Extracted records
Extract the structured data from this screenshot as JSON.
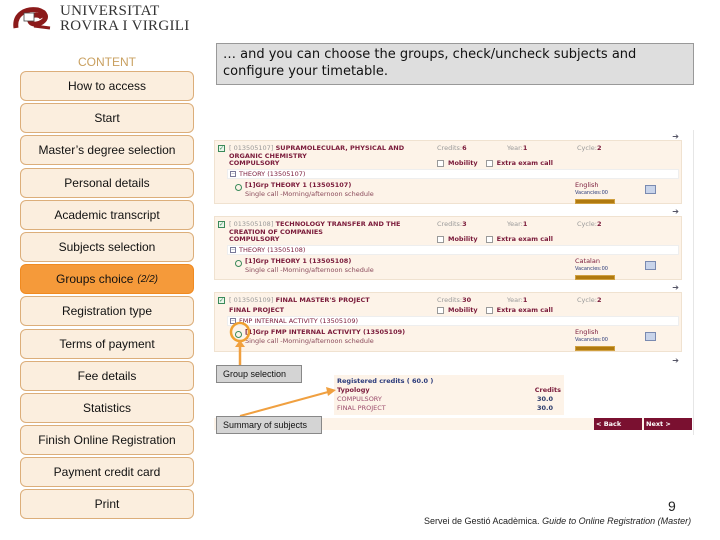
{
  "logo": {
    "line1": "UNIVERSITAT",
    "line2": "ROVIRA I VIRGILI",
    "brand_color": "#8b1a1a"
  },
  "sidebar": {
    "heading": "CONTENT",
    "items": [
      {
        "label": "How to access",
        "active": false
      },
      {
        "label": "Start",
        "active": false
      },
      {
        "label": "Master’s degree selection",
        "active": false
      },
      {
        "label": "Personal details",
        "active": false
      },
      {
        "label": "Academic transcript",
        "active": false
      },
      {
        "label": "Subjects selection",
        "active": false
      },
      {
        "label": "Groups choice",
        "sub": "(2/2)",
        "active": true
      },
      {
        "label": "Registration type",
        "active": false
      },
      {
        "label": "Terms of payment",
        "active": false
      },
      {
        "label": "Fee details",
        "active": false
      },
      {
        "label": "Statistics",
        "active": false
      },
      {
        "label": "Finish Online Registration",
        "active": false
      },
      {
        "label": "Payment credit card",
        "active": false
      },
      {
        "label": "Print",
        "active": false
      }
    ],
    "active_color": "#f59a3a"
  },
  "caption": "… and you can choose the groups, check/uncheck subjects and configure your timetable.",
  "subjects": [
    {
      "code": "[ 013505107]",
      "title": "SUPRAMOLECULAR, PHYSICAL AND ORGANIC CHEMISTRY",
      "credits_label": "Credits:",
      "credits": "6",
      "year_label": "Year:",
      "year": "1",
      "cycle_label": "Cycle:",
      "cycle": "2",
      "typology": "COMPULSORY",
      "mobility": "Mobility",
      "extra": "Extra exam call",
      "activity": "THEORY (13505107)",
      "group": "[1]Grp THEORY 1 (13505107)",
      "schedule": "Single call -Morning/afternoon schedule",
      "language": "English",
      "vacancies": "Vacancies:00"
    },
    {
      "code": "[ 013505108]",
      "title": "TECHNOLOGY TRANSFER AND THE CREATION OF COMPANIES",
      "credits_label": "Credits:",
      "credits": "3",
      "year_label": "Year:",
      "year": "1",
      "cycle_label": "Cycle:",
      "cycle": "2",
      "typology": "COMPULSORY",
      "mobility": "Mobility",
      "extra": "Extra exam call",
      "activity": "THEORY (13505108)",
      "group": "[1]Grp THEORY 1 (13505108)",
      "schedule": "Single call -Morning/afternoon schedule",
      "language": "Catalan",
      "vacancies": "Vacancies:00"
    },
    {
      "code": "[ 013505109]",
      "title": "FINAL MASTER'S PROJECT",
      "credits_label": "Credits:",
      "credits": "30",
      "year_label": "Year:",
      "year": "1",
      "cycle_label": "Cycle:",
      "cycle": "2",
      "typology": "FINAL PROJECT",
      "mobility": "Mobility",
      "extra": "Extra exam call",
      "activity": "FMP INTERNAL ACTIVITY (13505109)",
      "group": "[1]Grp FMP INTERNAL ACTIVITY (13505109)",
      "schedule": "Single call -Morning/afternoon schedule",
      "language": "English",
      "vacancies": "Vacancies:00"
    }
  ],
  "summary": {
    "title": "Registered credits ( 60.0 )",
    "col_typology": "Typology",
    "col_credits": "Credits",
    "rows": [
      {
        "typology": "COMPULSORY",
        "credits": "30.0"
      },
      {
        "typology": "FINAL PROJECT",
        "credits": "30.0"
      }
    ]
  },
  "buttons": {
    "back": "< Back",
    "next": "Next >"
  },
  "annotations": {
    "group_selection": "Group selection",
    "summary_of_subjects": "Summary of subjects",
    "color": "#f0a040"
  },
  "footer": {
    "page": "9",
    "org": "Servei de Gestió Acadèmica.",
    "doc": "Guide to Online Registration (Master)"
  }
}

...

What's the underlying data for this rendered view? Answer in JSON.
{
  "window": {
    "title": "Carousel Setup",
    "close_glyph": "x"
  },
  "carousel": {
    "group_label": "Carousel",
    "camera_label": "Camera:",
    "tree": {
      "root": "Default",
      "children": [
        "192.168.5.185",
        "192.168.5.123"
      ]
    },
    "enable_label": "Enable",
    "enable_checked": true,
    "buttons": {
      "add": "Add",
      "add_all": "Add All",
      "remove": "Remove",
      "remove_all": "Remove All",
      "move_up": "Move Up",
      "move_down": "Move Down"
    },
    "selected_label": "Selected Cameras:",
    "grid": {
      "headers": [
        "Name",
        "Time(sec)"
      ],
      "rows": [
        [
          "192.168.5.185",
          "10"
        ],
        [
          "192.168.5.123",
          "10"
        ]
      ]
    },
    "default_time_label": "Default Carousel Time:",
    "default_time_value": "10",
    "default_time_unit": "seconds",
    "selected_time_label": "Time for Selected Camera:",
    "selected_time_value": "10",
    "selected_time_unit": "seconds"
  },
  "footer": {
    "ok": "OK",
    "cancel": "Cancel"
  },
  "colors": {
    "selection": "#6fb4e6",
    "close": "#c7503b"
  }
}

* _Written request_: Which lines above hold the word "THEORY"? Copy each of them.

* _Task response_:
      "activity": "THEORY (13505107)",
      "group": "[1]Grp THEORY 1 (13505107)",
      "activity": "THEORY (13505108)",
      "group": "[1]Grp THEORY 1 (13505108)",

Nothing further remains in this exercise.